§ **GOAL**:
Without further comment, state how many lines in the listing below contain the word "Save".

Start of DATA SHOWN

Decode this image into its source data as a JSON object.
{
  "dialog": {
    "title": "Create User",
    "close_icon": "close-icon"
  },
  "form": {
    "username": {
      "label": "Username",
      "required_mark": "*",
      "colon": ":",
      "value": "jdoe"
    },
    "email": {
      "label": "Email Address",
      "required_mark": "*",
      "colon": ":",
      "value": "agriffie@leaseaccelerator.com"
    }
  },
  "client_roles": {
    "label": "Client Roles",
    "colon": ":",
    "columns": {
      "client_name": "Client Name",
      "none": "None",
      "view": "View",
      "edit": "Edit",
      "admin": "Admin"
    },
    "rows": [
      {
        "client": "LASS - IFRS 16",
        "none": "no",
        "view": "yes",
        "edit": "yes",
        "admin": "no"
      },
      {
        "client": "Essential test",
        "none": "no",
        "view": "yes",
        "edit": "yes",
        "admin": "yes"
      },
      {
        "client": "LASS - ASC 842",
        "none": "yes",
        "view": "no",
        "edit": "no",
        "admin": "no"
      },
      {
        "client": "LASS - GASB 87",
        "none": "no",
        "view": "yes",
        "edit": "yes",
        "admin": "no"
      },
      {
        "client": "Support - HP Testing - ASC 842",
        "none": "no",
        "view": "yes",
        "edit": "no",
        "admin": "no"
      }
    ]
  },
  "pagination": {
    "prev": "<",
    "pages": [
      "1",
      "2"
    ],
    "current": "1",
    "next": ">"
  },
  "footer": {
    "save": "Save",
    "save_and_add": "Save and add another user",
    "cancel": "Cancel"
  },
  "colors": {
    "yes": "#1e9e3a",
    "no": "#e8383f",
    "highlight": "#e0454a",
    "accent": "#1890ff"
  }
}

End of DATA SHOWN

§ **THE SOLUTION**:
2